◆ DIRECTIONS ◆
Locate and copy each line in the data that contains the word "برلن".
* Start RECORDS PROVIDED *
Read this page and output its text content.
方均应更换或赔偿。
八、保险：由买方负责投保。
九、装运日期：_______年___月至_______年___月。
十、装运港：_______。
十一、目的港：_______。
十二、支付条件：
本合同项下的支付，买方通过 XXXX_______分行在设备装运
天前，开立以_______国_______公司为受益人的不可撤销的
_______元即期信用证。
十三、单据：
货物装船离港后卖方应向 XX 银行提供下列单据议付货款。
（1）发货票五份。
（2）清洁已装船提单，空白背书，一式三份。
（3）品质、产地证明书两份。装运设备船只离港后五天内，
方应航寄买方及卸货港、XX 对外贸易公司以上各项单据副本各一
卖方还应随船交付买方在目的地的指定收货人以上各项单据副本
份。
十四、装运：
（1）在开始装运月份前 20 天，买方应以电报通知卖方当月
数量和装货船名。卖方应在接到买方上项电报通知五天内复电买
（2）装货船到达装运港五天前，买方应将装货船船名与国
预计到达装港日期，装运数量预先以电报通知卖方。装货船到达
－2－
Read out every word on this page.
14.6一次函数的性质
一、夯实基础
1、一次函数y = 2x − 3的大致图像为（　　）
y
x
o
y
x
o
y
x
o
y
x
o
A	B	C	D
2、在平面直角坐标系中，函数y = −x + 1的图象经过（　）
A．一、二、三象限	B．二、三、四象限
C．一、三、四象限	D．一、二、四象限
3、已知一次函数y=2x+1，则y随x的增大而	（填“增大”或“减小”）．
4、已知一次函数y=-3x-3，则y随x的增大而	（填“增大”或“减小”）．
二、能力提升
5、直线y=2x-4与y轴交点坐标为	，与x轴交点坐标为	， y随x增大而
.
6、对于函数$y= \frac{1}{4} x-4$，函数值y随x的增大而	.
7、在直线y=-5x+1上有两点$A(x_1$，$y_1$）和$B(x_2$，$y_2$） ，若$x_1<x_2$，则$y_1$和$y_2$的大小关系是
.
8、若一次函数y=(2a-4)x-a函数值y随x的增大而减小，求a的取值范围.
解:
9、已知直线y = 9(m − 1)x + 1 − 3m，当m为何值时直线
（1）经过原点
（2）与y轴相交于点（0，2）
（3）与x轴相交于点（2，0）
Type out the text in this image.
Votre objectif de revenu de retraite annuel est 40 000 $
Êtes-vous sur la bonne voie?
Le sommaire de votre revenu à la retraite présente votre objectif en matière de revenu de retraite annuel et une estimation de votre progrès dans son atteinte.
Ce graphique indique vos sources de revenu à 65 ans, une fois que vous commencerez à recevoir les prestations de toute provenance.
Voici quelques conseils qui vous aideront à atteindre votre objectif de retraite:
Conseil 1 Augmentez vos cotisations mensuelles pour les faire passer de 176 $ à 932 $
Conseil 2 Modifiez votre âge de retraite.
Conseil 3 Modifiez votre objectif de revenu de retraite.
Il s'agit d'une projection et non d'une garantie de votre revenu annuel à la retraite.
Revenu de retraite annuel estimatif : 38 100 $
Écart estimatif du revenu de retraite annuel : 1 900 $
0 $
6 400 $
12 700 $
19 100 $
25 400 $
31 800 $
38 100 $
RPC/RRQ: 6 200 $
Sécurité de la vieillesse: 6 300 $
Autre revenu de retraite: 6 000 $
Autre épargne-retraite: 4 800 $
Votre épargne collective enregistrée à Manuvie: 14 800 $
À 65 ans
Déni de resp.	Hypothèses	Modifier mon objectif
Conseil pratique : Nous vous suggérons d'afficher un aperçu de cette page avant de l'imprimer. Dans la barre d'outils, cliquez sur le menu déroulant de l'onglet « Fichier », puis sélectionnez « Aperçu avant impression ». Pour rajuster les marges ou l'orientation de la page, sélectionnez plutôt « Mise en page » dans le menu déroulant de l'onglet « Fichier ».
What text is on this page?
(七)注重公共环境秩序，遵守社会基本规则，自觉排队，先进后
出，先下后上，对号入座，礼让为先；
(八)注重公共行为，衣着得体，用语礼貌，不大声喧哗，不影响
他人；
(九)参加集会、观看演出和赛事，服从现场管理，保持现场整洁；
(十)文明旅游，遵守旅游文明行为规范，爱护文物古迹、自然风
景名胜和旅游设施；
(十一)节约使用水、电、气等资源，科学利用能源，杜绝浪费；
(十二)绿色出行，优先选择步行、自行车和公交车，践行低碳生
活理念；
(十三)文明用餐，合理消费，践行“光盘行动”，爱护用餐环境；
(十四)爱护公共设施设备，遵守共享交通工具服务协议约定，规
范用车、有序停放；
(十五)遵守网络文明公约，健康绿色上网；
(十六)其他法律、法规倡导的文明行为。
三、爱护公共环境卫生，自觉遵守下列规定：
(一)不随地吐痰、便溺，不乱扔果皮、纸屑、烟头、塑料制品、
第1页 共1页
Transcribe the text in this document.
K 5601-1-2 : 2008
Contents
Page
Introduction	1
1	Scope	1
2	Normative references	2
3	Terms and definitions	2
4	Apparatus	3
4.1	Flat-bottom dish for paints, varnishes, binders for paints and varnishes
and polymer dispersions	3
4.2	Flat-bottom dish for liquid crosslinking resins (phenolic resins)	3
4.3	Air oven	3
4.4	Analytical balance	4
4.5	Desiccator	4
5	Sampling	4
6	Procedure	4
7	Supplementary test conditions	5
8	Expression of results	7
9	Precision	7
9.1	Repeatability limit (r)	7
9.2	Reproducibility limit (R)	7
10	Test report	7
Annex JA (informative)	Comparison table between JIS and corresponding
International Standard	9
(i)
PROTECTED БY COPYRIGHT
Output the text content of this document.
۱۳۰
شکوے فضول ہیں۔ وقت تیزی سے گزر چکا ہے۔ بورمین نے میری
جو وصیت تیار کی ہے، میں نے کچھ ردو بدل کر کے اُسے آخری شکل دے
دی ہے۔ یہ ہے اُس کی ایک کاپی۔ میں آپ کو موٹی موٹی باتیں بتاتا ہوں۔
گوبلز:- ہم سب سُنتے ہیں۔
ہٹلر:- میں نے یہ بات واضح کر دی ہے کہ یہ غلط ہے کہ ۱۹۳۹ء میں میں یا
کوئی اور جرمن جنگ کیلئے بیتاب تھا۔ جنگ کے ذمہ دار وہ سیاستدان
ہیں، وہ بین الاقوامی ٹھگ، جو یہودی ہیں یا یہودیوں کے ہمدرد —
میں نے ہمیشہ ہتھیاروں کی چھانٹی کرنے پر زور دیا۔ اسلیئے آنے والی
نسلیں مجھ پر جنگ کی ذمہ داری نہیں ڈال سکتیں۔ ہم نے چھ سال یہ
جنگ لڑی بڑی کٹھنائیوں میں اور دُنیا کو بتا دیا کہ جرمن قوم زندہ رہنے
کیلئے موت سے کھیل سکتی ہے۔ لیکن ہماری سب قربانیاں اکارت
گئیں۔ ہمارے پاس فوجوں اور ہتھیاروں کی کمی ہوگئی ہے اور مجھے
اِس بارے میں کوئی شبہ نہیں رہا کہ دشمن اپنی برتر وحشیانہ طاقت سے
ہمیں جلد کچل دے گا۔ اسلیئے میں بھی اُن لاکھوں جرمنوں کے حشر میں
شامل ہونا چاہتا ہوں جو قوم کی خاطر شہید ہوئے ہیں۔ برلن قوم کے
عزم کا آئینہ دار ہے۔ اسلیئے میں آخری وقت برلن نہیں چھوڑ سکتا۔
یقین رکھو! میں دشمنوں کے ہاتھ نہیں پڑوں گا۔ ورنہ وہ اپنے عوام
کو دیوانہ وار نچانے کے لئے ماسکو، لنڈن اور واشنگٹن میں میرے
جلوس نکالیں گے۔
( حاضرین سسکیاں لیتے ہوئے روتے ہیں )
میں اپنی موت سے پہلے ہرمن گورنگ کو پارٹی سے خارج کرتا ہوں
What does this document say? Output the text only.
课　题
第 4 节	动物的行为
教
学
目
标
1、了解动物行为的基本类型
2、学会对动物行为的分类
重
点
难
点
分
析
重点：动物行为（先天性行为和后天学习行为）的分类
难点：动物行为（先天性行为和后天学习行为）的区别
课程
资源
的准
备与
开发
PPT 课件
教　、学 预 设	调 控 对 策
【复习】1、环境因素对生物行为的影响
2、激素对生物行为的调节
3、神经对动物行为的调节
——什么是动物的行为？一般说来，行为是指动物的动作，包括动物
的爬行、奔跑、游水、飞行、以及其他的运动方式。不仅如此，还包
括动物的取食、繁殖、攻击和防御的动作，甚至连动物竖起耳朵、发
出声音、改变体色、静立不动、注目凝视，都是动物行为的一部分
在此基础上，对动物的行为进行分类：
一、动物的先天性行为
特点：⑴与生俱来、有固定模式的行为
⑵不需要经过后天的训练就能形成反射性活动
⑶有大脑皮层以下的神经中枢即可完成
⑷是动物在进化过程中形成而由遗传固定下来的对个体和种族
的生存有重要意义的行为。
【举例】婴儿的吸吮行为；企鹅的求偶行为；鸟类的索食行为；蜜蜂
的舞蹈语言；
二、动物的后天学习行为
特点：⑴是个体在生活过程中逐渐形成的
* End RECORDS PROVIDED *
◆ FINAL RESULT ◆
شامل ہونا چاہتا ہوں جو قوم کی خاطر شہید ہوئے ہیں۔ برلن قوم کے
عزم کا آئینہ دار ہے۔ اسلیئے میں آخری وقت برلن نہیں چھوڑ سکتا۔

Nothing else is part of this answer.